The listing must be reproduced in full, exactly as it stands.

Records about charts and figures:
╭──
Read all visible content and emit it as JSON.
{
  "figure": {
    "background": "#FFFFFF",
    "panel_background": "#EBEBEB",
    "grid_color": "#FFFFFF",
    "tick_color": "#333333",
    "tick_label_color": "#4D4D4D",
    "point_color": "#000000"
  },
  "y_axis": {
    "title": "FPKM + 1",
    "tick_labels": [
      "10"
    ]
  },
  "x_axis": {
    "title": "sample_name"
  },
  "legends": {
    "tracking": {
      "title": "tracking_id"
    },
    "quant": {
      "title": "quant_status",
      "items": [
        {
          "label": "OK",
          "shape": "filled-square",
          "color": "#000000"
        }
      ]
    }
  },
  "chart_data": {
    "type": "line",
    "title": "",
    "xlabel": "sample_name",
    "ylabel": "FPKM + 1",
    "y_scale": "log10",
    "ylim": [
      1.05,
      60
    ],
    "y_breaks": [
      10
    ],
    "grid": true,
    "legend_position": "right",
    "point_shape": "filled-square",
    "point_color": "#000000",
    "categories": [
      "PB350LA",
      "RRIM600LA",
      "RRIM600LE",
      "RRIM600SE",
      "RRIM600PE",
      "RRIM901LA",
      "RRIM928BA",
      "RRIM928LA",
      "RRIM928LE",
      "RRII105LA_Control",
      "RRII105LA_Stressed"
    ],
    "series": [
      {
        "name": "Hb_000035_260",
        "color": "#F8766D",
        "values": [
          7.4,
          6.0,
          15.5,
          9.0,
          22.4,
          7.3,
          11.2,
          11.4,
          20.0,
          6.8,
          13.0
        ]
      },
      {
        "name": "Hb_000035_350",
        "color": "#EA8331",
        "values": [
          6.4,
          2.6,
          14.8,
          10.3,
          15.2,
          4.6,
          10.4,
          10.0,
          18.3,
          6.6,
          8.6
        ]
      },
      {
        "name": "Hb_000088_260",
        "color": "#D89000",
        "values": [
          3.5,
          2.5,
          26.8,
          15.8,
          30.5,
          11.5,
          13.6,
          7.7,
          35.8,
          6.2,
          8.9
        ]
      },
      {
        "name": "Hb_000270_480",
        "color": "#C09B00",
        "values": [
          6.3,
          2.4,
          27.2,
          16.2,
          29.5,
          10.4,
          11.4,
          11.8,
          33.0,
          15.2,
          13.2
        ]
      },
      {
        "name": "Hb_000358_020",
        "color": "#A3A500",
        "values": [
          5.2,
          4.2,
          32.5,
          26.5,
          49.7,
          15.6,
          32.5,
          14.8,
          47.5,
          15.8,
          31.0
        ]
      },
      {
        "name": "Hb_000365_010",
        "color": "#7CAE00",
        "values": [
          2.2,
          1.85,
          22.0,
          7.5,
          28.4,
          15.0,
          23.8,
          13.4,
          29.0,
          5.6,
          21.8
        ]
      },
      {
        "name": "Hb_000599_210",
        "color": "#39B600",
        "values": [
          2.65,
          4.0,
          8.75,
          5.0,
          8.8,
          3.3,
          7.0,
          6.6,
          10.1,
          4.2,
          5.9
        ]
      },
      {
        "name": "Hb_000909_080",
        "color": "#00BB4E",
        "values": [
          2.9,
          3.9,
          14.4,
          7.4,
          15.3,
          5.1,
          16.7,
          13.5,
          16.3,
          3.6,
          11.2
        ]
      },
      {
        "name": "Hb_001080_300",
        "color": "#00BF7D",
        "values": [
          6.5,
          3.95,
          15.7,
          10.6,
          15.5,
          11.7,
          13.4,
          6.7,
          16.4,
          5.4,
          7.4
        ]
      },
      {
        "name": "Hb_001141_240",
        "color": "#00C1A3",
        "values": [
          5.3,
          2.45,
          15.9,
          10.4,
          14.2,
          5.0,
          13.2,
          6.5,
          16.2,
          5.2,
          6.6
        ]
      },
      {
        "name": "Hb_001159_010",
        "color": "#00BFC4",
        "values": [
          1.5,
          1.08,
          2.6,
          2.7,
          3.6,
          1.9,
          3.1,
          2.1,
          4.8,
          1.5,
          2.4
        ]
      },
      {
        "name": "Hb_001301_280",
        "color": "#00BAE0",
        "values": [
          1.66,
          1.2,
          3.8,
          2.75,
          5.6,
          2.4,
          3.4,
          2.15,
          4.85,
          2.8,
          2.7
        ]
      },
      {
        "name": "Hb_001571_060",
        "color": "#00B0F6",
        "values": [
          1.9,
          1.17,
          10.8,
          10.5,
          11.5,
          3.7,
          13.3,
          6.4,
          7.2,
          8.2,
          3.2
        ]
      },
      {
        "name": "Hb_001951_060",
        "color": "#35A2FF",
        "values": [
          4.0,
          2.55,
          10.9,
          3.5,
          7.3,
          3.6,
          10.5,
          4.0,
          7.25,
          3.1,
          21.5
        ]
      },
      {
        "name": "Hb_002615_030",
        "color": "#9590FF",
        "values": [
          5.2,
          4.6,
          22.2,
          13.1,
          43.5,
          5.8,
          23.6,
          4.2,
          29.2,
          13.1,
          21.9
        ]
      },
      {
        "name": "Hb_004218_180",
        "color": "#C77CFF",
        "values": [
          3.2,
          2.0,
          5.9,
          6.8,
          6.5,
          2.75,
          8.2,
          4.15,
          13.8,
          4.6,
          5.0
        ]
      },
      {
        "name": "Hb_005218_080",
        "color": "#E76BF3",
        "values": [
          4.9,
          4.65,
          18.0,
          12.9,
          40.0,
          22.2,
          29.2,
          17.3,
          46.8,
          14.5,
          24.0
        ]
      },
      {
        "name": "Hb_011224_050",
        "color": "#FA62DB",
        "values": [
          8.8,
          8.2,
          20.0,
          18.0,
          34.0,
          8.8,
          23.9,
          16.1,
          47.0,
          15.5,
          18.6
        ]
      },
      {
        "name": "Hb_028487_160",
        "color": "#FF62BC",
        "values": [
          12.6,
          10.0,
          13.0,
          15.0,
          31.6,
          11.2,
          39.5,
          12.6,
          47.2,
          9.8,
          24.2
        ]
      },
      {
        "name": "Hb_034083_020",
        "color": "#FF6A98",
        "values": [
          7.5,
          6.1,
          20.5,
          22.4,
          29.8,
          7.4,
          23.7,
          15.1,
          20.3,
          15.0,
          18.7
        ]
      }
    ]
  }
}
╰──
* Correct response:
Read all visible content and emit it as JSON.
{
  "figure": {
    "background": "#FFFFFF",
    "panel_background": "#EBEBEB",
    "grid_color": "#FFFFFF",
    "tick_color": "#333333",
    "tick_label_color": "#4D4D4D",
    "point_color": "#000000"
  },
  "y_axis": {
    "title": "FPKM + 1",
    "tick_labels": [
      "10"
    ]
  },
  "x_axis": {
    "title": "sample_name"
  },
  "legends": {
    "tracking": {
      "title": "tracking_id"
    },
    "quant": {
      "title": "quant_status",
      "items": [
        {
          "label": "OK",
          "shape": "filled-square",
          "color": "#000000"
        }
      ]
    }
  },
  "chart_data": {
    "type": "line",
    "title": "",
    "xlabel": "sample_name",
    "ylabel": "FPKM + 1",
    "y_scale": "log10",
    "ylim": [
      1.05,
      60
    ],
    "y_breaks": [
      10
    ],
    "grid": true,
    "legend_position": "right",
    "point_shape": "filled-square",
    "point_color": "#000000",
    "categories": [
      "PB350LA",
      "RRIM600LA",
      "RRIM600LE",
      "RRIM600SE",
      "RRIM600PE",
      "RRIM901LA",
      "RRIM928BA",
      "RRIM928LA",
      "RRIM928LE",
      "RRII105LA_Control",
      "RRII105LA_Stressed"
    ],
    "series": [
      {
        "name": "Hb_000035_260",
        "color": "#F8766D",
        "values": [
          7.4,
          6.0,
          15.5,
          9.0,
          22.4,
          7.3,
          11.2,
          11.4,
          20.0,
          6.8,
          13.0
        ]
      },
      {
        "name": "Hb_000035_350",
        "color": "#EA8331",
        "values": [
          6.4,
          2.6,
          14.8,
          10.3,
          15.2,
          4.6,
          10.4,
          10.0,
          18.3,
          6.6,
          8.6
        ]
      },
      {
        "name": "Hb_000088_260",
        "color": "#D89000",
        "values": [
          3.5,
          2.5,
          26.8,
          15.8,
          30.5,
          11.5,
          13.6,
          7.7,
          35.8,
          6.2,
          8.9
        ]
      },
      {
        "name": "Hb_000270_480",
        "color": "#C09B00",
        "values": [
          6.3,
          2.4,
          27.2,
          16.2,
          29.5,
          10.4,
          11.4,
          11.8,
          33.0,
          15.2,
          13.2
        ]
      },
      {
        "name": "Hb_000358_020",
        "color": "#A3A500",
        "values": [
          5.2,
          4.2,
          32.5,
          26.5,
          49.7,
          15.6,
          32.5,
          14.8,
          47.5,
          15.8,
          31.0
        ]
      },
      {
        "name": "Hb_000365_010",
        "color": "#7CAE00",
        "values": [
          2.2,
          1.85,
          22.0,
          7.5,
          28.4,
          15.0,
          23.8,
          13.4,
          29.0,
          5.6,
          21.8
        ]
      },
      {
        "name": "Hb_000599_210",
        "color": "#39B600",
        "values": [
          2.65,
          4.0,
          8.75,
          5.0,
          8.8,
          3.3,
          7.0,
          6.6,
          10.1,
          4.2,
          5.9
        ]
      },
      {
        "name": "Hb_000909_080",
        "color": "#00BB4E",
        "values": [
          2.9,
          3.9,
          14.4,
          7.4,
          15.3,
          5.1,
          16.7,
          13.5,
          16.3,
          3.6,
          11.2
        ]
      },
      {
        "name": "Hb_001080_300",
        "color": "#00BF7D",
        "values": [
          6.5,
          3.95,
          15.7,
          10.6,
          15.5,
          11.7,
          13.4,
          6.7,
          16.4,
          5.4,
          7.4
        ]
      },
      {
        "name": "Hb_001141_240",
        "color": "#00C1A3",
        "values": [
          5.3,
          2.45,
          15.9,
          10.4,
          14.2,
          5.0,
          13.2,
          6.5,
          16.2,
          5.2,
          6.6
        ]
      },
      {
        "name": "Hb_001159_010",
        "color": "#00BFC4",
        "values": [
          1.5,
          1.08,
          2.6,
          2.7,
          3.6,
          1.9,
          3.1,
          2.1,
          4.8,
          1.5,
          2.4
        ]
      },
      {
        "name": "Hb_001301_280",
        "color": "#00BAE0",
        "values": [
          1.66,
          1.2,
          3.8,
          2.75,
          5.6,
          2.4,
          3.4,
          2.15,
          4.85,
          2.8,
          2.7
        ]
      },
      {
        "name": "Hb_001571_060",
        "color": "#00B0F6",
        "values": [
          1.9,
          1.17,
          10.8,
          10.5,
          11.5,
          3.7,
          13.3,
          6.4,
          7.2,
          8.2,
          3.2
        ]
      },
      {
        "name": "Hb_001951_060",
        "color": "#35A2FF",
        "values": [
          4.0,
          2.55,
          10.9,
          3.5,
          7.3,
          3.6,
          10.5,
          4.0,
          7.25,
          3.1,
          21.5
        ]
      },
      {
        "name": "Hb_002615_030",
        "color": "#9590FF",
        "values": [
          5.2,
          4.6,
          22.2,
          13.1,
          43.5,
          5.8,
          23.6,
          4.2,
          29.2,
          13.1,
          21.9
        ]
      },
      {
        "name": "Hb_004218_180",
        "color": "#C77CFF",
        "values": [
          3.2,
          2.0,
          5.9,
          6.8,
          6.5,
          2.75,
          8.2,
          4.15,
          13.8,
          4.6,
          5.0
        ]
      },
      {
        "name": "Hb_005218_080",
        "color": "#E76BF3",
        "values": [
          4.9,
          4.65,
          18.0,
          12.9,
          40.0,
          22.2,
          29.2,
          17.3,
          46.8,
          14.5,
          24.0
        ]
      },
      {
        "name": "Hb_011224_050",
        "color": "#FA62DB",
        "values": [
          8.8,
          8.2,
          20.0,
          18.0,
          34.0,
          8.8,
          23.9,
          16.1,
          47.0,
          15.5,
          18.6
        ]
      },
      {
        "name": "Hb_028487_160",
        "color": "#FF62BC",
        "values": [
          12.6,
          10.0,
          13.0,
          15.0,
          31.6,
          11.2,
          39.5,
          12.6,
          47.2,
          9.8,
          24.2
        ]
      },
      {
        "name": "Hb_034083_020",
        "color": "#FF6A98",
        "values": [
          7.5,
          6.1,
          20.5,
          22.4,
          29.8,
          7.4,
          23.7,
          15.1,
          20.3,
          15.0,
          18.7
        ]
      }
    ]
  }
}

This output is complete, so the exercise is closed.